__PROBLEM STATEMENT__. Type out the records that follow, exactly as given.

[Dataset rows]
_ _ _ _
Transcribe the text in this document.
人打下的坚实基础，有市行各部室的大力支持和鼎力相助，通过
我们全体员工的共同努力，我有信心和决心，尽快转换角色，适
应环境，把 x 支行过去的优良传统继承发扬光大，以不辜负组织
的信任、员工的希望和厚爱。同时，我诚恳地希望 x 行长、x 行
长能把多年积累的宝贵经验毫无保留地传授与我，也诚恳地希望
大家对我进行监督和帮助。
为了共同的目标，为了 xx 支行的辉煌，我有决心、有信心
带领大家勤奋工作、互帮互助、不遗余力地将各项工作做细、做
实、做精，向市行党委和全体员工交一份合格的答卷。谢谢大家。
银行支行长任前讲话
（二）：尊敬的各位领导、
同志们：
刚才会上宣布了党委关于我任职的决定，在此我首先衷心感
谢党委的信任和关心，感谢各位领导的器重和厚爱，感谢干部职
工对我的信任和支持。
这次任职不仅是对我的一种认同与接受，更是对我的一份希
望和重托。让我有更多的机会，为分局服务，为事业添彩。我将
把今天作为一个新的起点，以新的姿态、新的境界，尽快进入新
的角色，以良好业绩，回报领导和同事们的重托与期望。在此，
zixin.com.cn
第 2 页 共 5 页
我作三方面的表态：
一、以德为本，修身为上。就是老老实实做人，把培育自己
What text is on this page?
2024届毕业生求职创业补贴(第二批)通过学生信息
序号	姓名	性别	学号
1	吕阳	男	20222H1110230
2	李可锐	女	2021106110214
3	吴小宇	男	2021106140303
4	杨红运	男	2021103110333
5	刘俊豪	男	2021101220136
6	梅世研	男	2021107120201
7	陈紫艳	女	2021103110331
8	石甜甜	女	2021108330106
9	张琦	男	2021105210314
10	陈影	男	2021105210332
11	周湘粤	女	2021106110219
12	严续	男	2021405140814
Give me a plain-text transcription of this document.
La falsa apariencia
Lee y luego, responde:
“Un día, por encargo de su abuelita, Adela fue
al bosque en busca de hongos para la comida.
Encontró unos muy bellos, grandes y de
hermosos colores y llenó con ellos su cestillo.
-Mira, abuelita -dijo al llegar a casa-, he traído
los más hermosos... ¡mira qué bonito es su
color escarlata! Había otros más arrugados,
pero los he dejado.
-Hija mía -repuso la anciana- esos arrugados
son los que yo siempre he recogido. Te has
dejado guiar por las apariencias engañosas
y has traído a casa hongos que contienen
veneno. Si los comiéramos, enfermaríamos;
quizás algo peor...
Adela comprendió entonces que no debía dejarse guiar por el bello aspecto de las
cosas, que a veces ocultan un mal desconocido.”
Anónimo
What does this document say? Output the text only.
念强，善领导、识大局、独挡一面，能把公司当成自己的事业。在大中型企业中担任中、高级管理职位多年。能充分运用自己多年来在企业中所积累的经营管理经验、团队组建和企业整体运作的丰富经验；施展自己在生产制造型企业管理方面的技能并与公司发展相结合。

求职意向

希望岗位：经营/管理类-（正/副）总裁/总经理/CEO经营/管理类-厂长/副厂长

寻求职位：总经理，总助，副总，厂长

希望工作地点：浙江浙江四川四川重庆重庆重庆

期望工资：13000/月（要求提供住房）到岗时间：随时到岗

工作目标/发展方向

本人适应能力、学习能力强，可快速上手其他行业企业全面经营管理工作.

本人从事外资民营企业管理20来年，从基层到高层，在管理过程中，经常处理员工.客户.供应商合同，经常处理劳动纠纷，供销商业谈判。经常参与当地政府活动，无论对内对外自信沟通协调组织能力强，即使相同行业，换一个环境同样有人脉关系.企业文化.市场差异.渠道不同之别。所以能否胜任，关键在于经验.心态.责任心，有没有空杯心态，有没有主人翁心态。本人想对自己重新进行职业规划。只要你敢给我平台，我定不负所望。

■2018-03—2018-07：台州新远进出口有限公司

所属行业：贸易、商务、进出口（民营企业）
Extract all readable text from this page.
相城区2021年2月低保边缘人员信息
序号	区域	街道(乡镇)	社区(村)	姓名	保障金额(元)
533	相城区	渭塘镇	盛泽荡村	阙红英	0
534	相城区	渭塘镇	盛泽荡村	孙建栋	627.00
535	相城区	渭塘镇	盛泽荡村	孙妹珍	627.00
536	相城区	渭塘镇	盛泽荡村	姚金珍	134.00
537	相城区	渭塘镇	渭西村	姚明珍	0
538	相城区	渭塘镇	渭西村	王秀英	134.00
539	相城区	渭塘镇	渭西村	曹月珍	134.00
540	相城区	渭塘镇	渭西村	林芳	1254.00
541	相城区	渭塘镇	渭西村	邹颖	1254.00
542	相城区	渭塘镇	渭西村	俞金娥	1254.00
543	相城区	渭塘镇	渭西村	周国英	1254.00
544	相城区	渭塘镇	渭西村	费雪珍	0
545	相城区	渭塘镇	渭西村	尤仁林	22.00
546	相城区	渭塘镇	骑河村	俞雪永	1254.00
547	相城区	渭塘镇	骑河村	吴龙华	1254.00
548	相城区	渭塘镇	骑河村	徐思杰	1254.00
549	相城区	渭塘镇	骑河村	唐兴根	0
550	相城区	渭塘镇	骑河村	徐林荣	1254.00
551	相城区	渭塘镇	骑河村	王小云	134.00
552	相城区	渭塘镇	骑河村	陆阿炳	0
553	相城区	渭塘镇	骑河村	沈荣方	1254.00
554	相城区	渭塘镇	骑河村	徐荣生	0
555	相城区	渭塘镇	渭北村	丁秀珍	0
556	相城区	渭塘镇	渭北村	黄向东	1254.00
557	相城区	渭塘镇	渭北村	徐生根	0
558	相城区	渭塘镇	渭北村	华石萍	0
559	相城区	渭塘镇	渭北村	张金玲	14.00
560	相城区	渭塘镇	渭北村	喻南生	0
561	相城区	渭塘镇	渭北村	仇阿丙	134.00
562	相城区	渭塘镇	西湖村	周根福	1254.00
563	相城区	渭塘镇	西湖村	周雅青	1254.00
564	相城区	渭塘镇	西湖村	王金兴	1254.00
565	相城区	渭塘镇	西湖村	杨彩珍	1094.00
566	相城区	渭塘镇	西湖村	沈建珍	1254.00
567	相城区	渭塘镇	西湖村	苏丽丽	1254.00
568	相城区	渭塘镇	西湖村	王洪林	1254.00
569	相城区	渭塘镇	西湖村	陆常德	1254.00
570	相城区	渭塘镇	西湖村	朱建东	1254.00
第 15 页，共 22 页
_ _ _ _
__TASK ANSWER__.
Transcribe the text in this document.
人打下的坚实基础，有市行各部室的大力支持和鼎力相助，通过
我们全体员工的共同努力，我有信心和决心，尽快转换角色，适
应环境，把 x 支行过去的优良传统继承发扬光大，以不辜负组织
的信任、员工的希望和厚爱。同时，我诚恳地希望 x 行长、x 行
长能把多年积累的宝贵经验毫无保留地传授与我，也诚恳地希望
大家对我进行监督和帮助。
为了共同的目标，为了 xx 支行的辉煌，我有决心、有信心
带领大家勤奋工作、互帮互助、不遗余力地将各项工作做细、做
实、做精，向市行党委和全体员工交一份合格的答卷。谢谢大家。
银行支行长任前讲话
（二）：尊敬的各位领导、
同志们：
刚才会上宣布了党委关于我任职的决定，在此我首先衷心感
谢党委的信任和关心，感谢各位领导的器重和厚爱，感谢干部职
工对我的信任和支持。
这次任职不仅是对我的一种认同与接受，更是对我的一份希
望和重托。让我有更多的机会，为分局服务，为事业添彩。我将
把今天作为一个新的起点，以新的姿态、新的境界，尽快进入新
的角色，以良好业绩，回报领导和同事们的重托与期望。在此，
zixin.com.cn
第 2 页 共 5 页
我作三方面的表态：
一、以德为本，修身为上。就是老老实实做人，把培育自己
What text is on this page?
2024届毕业生求职创业补贴(第二批)通过学生信息
序号	姓名	性别	学号
1	吕阳	男	20222H1110230
2	李可锐	女	2021106110214
3	吴小宇	男	2021106140303
4	杨红运	男	2021103110333
5	刘俊豪	男	2021101220136
6	梅世研	男	2021107120201
7	陈紫艳	女	2021103110331
8	石甜甜	女	2021108330106
9	张琦	男	2021105210314
10	陈影	男	2021105210332
11	周湘粤	女	2021106110219
12	严续	男	2021405140814
Give me a plain-text transcription of this document.
La falsa apariencia
Lee y luego, responde:
“Un día, por encargo de su abuelita, Adela fue
al bosque en busca de hongos para la comida.
Encontró unos muy bellos, grandes y de
hermosos colores y llenó con ellos su cestillo.
-Mira, abuelita -dijo al llegar a casa-, he traído
los más hermosos... ¡mira qué bonito es su
color escarlata! Había otros más arrugados,
pero los he dejado.
-Hija mía -repuso la anciana- esos arrugados
son los que yo siempre he recogido. Te has
dejado guiar por las apariencias engañosas
y has traído a casa hongos que contienen
veneno. Si los comiéramos, enfermaríamos;
quizás algo peor...
Adela comprendió entonces que no debía dejarse guiar por el bello aspecto de las
cosas, que a veces ocultan un mal desconocido.”
Anónimo
What does this document say? Output the text only.
念强，善领导、识大局、独挡一面，能把公司当成自己的事业。在大中型企业中担任中、高级管理职位多年。能充分运用自己多年来在企业中所积累的经营管理经验、团队组建和企业整体运作的丰富经验；施展自己在生产制造型企业管理方面的技能并与公司发展相结合。

求职意向

希望岗位：经营/管理类-（正/副）总裁/总经理/CEO经营/管理类-厂长/副厂长

寻求职位：总经理，总助，副总，厂长

希望工作地点：浙江浙江四川四川重庆重庆重庆

期望工资：13000/月（要求提供住房）到岗时间：随时到岗

工作目标/发展方向

本人适应能力、学习能力强，可快速上手其他行业企业全面经营管理工作.

本人从事外资民营企业管理20来年，从基层到高层，在管理过程中，经常处理员工.客户.供应商合同，经常处理劳动纠纷，供销商业谈判。经常参与当地政府活动，无论对内对外自信沟通协调组织能力强，即使相同行业，换一个环境同样有人脉关系.企业文化.市场差异.渠道不同之别。所以能否胜任，关键在于经验.心态.责任心，有没有空杯心态，有没有主人翁心态。本人想对自己重新进行职业规划。只要你敢给我平台，我定不负所望。

■2018-03—2018-07：台州新远进出口有限公司

所属行业：贸易、商务、进出口（民营企业）
Extract all readable text from this page.
相城区2021年2月低保边缘人员信息
序号	区域	街道(乡镇)	社区(村)	姓名	保障金额(元)
533	相城区	渭塘镇	盛泽荡村	阙红英	0
534	相城区	渭塘镇	盛泽荡村	孙建栋	627.00
535	相城区	渭塘镇	盛泽荡村	孙妹珍	627.00
536	相城区	渭塘镇	盛泽荡村	姚金珍	134.00
537	相城区	渭塘镇	渭西村	姚明珍	0
538	相城区	渭塘镇	渭西村	王秀英	134.00
539	相城区	渭塘镇	渭西村	曹月珍	134.00
540	相城区	渭塘镇	渭西村	林芳	1254.00
541	相城区	渭塘镇	渭西村	邹颖	1254.00
542	相城区	渭塘镇	渭西村	俞金娥	1254.00
543	相城区	渭塘镇	渭西村	周国英	1254.00
544	相城区	渭塘镇	渭西村	费雪珍	0
545	相城区	渭塘镇	渭西村	尤仁林	22.00
546	相城区	渭塘镇	骑河村	俞雪永	1254.00
547	相城区	渭塘镇	骑河村	吴龙华	1254.00
548	相城区	渭塘镇	骑河村	徐思杰	1254.00
549	相城区	渭塘镇	骑河村	唐兴根	0
550	相城区	渭塘镇	骑河村	徐林荣	1254.00
551	相城区	渭塘镇	骑河村	王小云	134.00
552	相城区	渭塘镇	骑河村	陆阿炳	0
553	相城区	渭塘镇	骑河村	沈荣方	1254.00
554	相城区	渭塘镇	骑河村	徐荣生	0
555	相城区	渭塘镇	渭北村	丁秀珍	0
556	相城区	渭塘镇	渭北村	黄向东	1254.00
557	相城区	渭塘镇	渭北村	徐生根	0
558	相城区	渭塘镇	渭北村	华石萍	0
559	相城区	渭塘镇	渭北村	张金玲	14.00
560	相城区	渭塘镇	渭北村	喻南生	0
561	相城区	渭塘镇	渭北村	仇阿丙	134.00
562	相城区	渭塘镇	西湖村	周根福	1254.00
563	相城区	渭塘镇	西湖村	周雅青	1254.00
564	相城区	渭塘镇	西湖村	王金兴	1254.00
565	相城区	渭塘镇	西湖村	杨彩珍	1094.00
566	相城区	渭塘镇	西湖村	沈建珍	1254.00
567	相城区	渭塘镇	西湖村	苏丽丽	1254.00
568	相城区	渭塘镇	西湖村	王洪林	1254.00
569	相城区	渭塘镇	西湖村	陆常德	1254.00
570	相城区	渭塘镇	西湖村	朱建东	1254.00
第 15 页，共 22 页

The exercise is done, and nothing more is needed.